**WHAT TO WORK ON**
Look through the data for the string "AAAADD". Copy every line where it is found.

·····

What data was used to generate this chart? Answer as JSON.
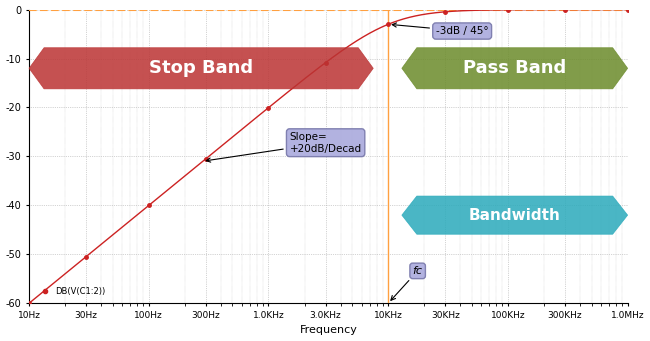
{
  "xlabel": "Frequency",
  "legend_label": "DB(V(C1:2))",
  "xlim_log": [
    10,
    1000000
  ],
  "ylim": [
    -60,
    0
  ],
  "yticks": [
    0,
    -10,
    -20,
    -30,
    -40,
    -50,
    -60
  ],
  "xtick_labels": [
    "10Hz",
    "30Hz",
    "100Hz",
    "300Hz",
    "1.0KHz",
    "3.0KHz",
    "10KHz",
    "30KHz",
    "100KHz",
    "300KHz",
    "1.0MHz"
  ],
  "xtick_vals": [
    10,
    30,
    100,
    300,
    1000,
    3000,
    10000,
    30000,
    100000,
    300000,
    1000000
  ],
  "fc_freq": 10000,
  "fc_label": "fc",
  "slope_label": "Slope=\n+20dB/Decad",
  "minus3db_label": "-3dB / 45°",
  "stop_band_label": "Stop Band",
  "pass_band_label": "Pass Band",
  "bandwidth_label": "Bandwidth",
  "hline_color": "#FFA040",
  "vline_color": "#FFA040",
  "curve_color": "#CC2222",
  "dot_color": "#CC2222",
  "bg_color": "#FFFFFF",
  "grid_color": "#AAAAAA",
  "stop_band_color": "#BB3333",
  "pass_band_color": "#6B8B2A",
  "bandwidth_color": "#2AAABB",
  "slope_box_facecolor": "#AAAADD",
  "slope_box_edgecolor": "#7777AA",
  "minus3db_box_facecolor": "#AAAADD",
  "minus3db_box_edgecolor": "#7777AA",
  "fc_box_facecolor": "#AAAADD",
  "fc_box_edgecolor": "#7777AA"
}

·····

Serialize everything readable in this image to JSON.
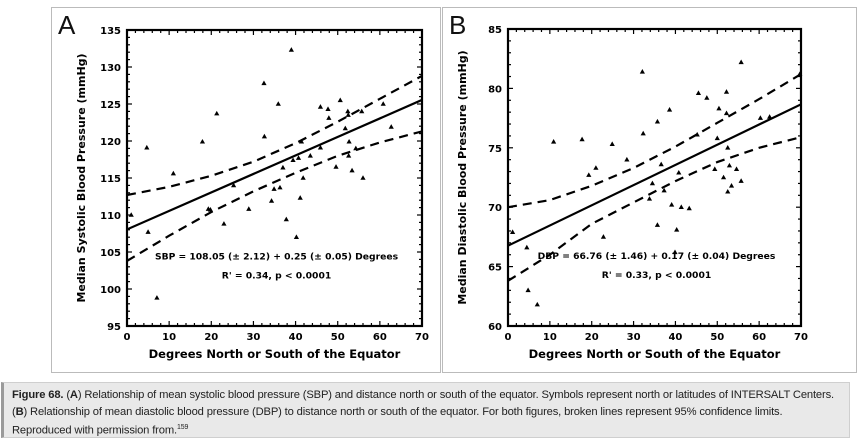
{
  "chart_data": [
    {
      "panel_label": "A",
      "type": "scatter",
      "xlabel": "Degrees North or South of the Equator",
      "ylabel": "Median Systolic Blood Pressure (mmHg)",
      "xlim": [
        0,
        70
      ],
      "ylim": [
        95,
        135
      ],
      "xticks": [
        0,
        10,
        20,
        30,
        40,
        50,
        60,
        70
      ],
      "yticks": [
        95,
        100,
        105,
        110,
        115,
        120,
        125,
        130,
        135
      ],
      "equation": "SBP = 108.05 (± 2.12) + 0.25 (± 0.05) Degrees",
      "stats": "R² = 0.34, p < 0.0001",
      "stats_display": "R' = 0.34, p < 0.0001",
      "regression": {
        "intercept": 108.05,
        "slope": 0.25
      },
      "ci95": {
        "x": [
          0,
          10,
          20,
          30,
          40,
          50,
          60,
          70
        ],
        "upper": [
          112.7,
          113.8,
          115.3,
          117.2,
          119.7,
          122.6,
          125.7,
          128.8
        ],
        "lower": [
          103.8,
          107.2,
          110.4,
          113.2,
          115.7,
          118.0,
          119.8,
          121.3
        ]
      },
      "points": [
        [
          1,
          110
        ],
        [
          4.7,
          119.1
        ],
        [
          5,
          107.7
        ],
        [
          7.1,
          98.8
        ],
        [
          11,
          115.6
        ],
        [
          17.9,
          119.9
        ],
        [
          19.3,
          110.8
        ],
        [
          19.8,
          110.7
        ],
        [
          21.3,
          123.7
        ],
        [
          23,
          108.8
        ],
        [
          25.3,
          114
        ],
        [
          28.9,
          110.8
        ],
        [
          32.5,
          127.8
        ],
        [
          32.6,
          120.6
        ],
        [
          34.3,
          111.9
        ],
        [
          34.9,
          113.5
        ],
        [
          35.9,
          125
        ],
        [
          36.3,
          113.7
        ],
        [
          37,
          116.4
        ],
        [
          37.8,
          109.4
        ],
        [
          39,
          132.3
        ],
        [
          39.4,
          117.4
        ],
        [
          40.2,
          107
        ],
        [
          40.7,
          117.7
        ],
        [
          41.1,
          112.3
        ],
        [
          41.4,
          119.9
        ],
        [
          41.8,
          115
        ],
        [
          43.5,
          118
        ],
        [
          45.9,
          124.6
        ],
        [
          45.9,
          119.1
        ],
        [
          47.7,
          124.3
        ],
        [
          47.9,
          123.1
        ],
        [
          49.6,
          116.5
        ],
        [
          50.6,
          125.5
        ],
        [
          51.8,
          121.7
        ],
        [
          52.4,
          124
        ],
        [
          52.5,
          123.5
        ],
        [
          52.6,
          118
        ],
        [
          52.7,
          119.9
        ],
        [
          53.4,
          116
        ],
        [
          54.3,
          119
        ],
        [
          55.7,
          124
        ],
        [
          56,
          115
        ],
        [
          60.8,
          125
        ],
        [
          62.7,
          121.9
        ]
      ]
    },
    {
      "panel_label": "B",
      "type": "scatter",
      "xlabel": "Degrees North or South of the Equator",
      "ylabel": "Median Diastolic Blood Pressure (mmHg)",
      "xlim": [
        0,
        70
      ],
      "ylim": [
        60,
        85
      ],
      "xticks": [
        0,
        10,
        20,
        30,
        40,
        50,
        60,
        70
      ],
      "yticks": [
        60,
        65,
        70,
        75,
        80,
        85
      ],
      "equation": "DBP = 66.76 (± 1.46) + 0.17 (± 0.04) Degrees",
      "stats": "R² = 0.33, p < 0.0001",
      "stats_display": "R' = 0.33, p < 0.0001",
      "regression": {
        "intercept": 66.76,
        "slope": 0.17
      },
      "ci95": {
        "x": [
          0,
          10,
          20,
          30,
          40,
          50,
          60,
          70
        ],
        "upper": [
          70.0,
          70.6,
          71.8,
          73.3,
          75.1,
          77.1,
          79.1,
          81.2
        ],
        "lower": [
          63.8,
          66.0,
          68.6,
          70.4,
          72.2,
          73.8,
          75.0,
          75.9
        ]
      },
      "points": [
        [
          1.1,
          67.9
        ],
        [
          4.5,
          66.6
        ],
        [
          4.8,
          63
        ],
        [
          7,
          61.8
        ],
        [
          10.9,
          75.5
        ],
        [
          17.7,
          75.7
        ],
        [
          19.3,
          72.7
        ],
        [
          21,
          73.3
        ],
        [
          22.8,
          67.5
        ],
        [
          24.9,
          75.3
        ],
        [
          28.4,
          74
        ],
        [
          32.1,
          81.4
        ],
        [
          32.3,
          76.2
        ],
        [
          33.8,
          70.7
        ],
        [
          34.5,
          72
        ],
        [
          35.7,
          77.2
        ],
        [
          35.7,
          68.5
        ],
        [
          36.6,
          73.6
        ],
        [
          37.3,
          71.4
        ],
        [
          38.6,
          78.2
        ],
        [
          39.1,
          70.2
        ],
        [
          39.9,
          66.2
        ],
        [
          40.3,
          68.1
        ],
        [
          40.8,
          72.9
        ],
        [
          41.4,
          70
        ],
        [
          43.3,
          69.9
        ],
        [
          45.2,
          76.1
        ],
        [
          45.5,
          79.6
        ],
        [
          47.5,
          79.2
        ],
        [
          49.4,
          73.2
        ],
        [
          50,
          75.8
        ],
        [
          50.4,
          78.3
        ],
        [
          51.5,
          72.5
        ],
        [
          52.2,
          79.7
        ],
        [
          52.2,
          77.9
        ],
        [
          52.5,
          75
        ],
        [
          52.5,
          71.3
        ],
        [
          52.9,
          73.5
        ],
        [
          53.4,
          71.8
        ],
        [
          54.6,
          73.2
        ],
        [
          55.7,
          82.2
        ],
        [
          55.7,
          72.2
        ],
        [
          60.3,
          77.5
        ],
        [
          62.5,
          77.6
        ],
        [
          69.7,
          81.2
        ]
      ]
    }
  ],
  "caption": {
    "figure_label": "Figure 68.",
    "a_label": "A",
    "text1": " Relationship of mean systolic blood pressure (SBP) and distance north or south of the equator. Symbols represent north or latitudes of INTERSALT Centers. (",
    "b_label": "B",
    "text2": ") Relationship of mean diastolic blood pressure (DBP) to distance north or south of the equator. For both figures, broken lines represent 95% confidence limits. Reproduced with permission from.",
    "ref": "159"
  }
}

·····

**RESULT OF THIS EXERCISE**
  "slope_box_facecolor": "#AAAADD",
  "minus3db_box_facecolor": "#AAAADD",
  "fc_box_facecolor": "#AAAADD",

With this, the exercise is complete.